• **PROVIDED TEXT**:
━━━━━━━━

Bloggers: Why to Register a Domain

One of the strongest (I thought) arguments I presented to anyone who would listen in favor of getting a domain was simple: Your e-mail address is portable and pretty permanent.

Buy domain mydomain.com, and set up a me@mydomain.com address.

As long as you keep paying the registration fees for the domain (which keep dropping) and hosting fees (dropping with more features as time goes by), your e-mail never changes.

It’s like cell-phone number portability: You can move from Sprint to Verizon and keep the same number. Yeah, you’re paying someone else and there’s a different feature set, but this is all transparent to people who call you. All they care about it not having to remember/reprogram your number every year or two. That’s annoying…

With the rise of more powerful – and increasingly free – online e-mail systems (Gmail, Yahoo! Mail, Hotmail and so on), the argument for a domain so you have a permanent e-mail address is a little less compelling today than it was about 10 years ago, but the get-the-domain-for-email-alone argument still holds some water, for the following three reasons:

  • Will [portal company]’s free e-mail be around in 10 years? Will [portal company] still exist?
  • With the free services, it’s kind of tough to get a tim@portal.com address. Usually more along the lines of timmcwilliams99@portal.com. You’ll remember it, but not easy for friends.

━━━━━━━━

• **Stored data entries**:
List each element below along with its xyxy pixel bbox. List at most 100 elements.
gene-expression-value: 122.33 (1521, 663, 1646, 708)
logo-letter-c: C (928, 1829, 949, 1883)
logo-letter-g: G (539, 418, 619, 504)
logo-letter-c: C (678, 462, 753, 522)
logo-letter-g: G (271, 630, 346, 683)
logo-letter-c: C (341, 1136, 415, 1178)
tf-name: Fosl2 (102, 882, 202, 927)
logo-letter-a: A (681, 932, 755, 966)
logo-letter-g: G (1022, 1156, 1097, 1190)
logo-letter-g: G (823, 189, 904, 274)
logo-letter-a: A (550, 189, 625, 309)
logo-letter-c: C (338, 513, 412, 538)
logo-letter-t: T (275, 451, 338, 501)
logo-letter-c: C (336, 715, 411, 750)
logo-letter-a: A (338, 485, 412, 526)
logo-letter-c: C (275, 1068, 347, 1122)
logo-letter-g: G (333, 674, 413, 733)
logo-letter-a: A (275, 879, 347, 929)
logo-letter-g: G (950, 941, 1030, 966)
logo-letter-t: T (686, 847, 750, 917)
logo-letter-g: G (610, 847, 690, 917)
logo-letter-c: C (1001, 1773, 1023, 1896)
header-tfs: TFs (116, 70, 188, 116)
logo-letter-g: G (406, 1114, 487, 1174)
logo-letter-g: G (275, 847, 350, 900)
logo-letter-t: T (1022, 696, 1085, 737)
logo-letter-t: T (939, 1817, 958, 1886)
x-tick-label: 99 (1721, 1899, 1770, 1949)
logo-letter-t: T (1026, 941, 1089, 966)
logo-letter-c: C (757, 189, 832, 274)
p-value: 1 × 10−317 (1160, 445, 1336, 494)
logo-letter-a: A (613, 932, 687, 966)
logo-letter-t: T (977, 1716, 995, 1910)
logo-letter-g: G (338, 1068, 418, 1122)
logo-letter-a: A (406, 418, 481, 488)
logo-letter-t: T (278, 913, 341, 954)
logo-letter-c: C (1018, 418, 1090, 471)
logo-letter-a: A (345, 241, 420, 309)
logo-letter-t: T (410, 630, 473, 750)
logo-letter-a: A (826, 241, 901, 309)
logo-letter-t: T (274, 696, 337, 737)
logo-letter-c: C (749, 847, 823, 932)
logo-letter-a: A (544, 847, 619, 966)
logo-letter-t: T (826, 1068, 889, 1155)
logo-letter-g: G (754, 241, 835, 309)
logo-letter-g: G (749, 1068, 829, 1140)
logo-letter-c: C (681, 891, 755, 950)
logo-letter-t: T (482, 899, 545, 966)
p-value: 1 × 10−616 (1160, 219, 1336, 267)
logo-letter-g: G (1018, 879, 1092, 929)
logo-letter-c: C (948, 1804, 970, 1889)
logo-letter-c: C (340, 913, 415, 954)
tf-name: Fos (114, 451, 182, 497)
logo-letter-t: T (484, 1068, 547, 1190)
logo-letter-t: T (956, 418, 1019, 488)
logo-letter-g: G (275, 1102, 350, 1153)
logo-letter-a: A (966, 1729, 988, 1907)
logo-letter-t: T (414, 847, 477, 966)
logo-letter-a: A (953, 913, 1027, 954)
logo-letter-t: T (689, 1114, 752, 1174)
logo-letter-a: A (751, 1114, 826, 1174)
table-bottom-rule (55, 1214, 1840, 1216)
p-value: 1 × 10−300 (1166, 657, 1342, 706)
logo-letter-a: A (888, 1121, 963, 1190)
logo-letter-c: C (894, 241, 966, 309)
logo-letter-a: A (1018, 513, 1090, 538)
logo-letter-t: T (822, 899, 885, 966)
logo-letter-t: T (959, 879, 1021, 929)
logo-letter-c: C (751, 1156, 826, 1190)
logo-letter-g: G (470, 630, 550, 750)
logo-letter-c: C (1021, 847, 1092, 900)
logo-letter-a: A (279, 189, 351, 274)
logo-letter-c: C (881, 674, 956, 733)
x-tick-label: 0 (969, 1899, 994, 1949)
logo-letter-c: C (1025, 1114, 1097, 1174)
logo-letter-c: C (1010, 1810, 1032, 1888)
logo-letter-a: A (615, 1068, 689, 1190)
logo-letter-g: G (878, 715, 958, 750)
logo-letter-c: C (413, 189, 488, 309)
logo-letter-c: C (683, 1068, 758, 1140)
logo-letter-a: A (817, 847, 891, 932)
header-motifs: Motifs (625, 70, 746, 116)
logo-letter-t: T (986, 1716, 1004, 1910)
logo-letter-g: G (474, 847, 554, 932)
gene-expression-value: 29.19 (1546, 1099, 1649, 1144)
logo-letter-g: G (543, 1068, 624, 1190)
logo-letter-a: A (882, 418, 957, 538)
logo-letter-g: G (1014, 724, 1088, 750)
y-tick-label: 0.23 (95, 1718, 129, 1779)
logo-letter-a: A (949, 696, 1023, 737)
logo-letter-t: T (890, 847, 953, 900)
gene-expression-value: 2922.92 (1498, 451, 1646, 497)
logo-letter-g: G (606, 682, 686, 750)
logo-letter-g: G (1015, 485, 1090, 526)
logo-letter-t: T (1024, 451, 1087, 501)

━━━━━━━━

• **EXERCISE**: Pick up the post on registering a domain right after its last sentence and keep writing.

• **EXERCISE RESPONSE**:
  • The access-anywhere nature of portal account is a powerful sell, but virtually all hosts offer web mail tools (though few are of the caliber or Gmail, for example – let’s be honest).

But I’m spozed to be talking about bloggers, right?

OK, same arguments apply, for the most part. Get an address and keep if forever, even if you shift your hosting every year. This is terribly important if you want to be a top drawer blogger.

The best anti-example I can think of in this respect is Dan Gillmor, one of the best tech journalists out there. Formerly with the San Jose Mercury paper, he left to do what he terms citizen journalism.

OK.

Now, I try to read him whenever I can, but it’s tough to keep up with him – and imagine what the search engines have to deal with. Lots of Gillmor deadends in the indices.

Here’s what I can recall of where his blog was (and this just in the last couple years):

  • Some location on San Jose Mercury site
  • After he left the paper, he put up a Typepad blog
  • Then to his new startup, Bayosphere
  • Now he’s moved to a new place, part of backfence.com: Dan Gillmor’s Blog

This ‘taint conducive to keeping readers.

I understand some of the reasons – integration with other sites, both look and content, corporate rules and so on – but it’s a shame. It’s hard to follow him; I have to keep changing my blogroll to reflect his new location (not changed to latest location yet…); Google results will show a lot of redirects and so on.

If he was always “dangillmor.com,” well, that’d work better.

Another one I still can’t understand is Robert Scoble, the evangelist from Microsoft. He was on some Manilla system that he outgrew, so he moved to WordPress – but HAS NO domain. He’s just scobleizer.wordpress.com.

Why not just get “scobleizer.com” (if available) and use WordPress to publish to hosted domain? Yes, some functionality is lost – another argument for non-domain publishing – but, still.

Pick an address/domain. Keep doing whatever you want to the backend/hosting; keep the front end – i.e. how to find you – simple for your readers/users/friends.

Both of them.

(off the soapbox…)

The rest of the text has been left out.